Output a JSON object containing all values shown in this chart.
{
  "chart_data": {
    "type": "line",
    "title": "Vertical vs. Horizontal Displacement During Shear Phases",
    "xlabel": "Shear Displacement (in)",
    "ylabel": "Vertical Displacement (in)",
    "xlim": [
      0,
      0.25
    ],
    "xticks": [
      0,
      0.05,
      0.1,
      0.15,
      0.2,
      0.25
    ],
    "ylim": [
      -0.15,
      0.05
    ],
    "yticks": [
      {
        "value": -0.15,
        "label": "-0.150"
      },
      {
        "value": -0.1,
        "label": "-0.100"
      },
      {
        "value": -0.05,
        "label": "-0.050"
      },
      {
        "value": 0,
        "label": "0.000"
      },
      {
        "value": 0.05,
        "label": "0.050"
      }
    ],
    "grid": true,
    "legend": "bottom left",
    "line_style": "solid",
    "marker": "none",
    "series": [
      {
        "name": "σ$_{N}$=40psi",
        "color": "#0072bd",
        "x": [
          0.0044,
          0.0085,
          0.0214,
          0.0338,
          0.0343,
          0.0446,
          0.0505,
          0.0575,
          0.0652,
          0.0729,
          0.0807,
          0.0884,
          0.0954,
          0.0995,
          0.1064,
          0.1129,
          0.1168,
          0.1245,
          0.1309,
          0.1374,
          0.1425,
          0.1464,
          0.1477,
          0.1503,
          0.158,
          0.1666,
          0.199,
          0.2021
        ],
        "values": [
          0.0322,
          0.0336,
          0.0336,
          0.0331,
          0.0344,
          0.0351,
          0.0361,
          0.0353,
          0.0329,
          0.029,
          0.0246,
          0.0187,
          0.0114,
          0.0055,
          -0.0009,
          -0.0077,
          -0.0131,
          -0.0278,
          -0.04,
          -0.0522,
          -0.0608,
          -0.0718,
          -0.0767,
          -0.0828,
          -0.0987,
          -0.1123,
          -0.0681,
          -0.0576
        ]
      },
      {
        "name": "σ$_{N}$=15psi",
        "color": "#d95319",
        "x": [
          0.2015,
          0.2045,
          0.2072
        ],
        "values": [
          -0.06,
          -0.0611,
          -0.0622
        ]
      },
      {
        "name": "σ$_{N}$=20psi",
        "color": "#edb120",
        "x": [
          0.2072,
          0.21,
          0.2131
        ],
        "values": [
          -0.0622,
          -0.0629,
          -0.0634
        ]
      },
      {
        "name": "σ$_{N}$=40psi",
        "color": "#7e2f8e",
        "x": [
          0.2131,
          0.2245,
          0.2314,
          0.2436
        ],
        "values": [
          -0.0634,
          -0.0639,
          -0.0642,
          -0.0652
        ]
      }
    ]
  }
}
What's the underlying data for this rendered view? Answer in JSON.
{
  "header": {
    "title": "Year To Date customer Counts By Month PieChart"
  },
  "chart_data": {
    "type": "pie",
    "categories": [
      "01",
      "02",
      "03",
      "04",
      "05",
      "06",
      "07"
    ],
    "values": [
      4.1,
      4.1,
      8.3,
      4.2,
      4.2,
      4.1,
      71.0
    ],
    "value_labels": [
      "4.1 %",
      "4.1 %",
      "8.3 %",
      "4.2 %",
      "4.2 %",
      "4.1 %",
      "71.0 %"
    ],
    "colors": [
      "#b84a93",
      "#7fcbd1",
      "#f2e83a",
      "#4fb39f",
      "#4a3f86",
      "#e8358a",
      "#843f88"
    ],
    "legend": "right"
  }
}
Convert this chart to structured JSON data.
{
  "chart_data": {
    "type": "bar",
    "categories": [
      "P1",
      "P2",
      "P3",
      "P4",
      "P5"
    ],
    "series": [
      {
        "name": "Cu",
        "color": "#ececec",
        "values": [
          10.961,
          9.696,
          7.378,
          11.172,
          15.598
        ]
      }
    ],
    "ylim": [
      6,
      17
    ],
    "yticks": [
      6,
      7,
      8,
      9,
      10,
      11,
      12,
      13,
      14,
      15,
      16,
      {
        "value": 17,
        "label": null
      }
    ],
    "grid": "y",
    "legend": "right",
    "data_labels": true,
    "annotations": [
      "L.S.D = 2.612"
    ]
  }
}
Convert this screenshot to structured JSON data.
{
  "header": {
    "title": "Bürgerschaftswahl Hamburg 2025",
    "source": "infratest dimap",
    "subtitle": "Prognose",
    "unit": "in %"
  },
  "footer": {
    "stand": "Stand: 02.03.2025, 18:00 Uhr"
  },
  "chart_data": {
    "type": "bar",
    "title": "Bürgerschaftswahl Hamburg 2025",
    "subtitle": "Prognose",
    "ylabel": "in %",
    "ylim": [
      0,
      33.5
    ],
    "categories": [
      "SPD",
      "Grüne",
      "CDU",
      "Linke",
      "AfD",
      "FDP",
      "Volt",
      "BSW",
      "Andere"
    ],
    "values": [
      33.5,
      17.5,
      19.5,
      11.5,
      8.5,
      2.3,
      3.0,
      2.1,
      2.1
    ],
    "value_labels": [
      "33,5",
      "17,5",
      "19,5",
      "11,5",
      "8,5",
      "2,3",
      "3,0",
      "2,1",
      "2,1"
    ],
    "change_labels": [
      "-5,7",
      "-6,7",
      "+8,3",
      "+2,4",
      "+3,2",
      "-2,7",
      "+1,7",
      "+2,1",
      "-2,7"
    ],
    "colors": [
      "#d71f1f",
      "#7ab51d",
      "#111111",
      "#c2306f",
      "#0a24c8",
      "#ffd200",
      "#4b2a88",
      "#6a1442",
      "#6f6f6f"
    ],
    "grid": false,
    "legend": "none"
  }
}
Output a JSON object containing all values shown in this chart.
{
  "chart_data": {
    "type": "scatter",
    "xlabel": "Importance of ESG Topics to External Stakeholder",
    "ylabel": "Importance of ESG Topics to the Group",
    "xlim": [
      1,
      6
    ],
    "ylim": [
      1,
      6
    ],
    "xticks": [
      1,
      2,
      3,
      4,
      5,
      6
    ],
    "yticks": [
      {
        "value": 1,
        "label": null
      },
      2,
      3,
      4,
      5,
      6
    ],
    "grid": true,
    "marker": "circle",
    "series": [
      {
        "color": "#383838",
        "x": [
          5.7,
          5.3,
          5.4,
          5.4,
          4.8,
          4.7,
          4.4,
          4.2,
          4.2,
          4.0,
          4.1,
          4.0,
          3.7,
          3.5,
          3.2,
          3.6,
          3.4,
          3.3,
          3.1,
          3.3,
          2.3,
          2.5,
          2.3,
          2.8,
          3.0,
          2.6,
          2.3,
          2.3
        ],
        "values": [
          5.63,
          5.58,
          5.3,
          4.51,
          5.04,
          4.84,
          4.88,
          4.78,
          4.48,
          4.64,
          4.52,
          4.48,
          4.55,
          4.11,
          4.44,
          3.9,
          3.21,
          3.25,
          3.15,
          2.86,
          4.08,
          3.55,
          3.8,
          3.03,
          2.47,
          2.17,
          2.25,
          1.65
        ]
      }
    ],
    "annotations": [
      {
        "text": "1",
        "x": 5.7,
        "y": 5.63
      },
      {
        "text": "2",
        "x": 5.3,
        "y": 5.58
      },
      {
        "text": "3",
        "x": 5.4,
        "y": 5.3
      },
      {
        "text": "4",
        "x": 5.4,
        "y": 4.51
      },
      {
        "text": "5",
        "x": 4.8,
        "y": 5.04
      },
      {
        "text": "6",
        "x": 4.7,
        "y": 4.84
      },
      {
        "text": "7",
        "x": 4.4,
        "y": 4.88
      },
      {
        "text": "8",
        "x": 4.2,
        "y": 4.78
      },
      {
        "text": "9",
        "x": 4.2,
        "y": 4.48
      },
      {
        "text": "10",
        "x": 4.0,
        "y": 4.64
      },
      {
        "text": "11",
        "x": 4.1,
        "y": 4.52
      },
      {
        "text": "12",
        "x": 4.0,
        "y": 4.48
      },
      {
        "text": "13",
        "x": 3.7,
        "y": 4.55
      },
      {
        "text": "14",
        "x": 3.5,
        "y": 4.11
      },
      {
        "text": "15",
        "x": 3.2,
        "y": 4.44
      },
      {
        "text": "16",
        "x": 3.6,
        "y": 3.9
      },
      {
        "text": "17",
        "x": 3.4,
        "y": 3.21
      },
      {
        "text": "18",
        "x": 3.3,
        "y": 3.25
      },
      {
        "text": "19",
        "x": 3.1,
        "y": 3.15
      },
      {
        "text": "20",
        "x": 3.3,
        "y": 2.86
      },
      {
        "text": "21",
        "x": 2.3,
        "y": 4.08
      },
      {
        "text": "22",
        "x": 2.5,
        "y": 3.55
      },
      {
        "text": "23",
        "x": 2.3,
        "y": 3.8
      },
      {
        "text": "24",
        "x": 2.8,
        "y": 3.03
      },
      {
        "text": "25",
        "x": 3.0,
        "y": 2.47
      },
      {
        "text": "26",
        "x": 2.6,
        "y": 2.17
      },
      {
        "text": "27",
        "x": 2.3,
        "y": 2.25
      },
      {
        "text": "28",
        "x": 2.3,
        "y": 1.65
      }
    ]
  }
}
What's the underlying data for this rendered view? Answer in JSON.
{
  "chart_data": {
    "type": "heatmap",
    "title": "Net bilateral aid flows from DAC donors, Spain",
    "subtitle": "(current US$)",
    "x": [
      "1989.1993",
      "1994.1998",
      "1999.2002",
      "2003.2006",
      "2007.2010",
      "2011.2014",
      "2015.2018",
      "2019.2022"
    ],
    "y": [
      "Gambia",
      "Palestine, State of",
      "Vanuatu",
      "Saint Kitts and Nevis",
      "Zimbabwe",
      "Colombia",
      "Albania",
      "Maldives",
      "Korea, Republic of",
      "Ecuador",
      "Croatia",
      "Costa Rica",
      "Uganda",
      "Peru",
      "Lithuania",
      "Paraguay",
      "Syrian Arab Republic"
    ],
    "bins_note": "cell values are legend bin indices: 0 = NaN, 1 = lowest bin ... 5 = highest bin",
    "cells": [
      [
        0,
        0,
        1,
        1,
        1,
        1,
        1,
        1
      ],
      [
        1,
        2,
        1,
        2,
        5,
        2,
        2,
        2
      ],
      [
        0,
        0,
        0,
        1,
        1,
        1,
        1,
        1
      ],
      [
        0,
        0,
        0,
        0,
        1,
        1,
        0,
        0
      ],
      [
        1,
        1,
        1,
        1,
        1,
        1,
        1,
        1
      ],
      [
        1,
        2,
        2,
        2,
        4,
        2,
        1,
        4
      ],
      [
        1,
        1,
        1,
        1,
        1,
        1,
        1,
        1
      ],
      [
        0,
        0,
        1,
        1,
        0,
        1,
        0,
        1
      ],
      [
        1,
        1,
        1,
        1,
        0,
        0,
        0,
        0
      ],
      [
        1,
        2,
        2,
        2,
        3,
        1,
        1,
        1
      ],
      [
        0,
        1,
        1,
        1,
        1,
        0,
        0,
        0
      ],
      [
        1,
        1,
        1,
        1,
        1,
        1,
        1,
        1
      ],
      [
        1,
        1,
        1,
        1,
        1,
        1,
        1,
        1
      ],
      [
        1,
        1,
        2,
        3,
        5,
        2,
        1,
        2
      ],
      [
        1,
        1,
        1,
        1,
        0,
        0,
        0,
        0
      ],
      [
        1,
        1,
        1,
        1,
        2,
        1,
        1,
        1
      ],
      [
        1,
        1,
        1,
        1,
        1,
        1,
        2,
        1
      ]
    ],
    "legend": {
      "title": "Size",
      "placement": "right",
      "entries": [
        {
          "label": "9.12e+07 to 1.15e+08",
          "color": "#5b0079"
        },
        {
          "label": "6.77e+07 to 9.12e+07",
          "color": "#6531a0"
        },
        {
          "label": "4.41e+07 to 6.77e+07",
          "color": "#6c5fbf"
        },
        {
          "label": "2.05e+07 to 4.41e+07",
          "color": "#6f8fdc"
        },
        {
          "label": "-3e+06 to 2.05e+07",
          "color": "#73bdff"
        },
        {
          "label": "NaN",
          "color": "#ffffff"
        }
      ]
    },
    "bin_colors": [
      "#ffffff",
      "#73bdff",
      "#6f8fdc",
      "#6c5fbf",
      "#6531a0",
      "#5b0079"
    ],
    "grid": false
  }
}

• Task to carry out: Only a number is wanted: how many lines of the material above hold "type"?

• Output: 6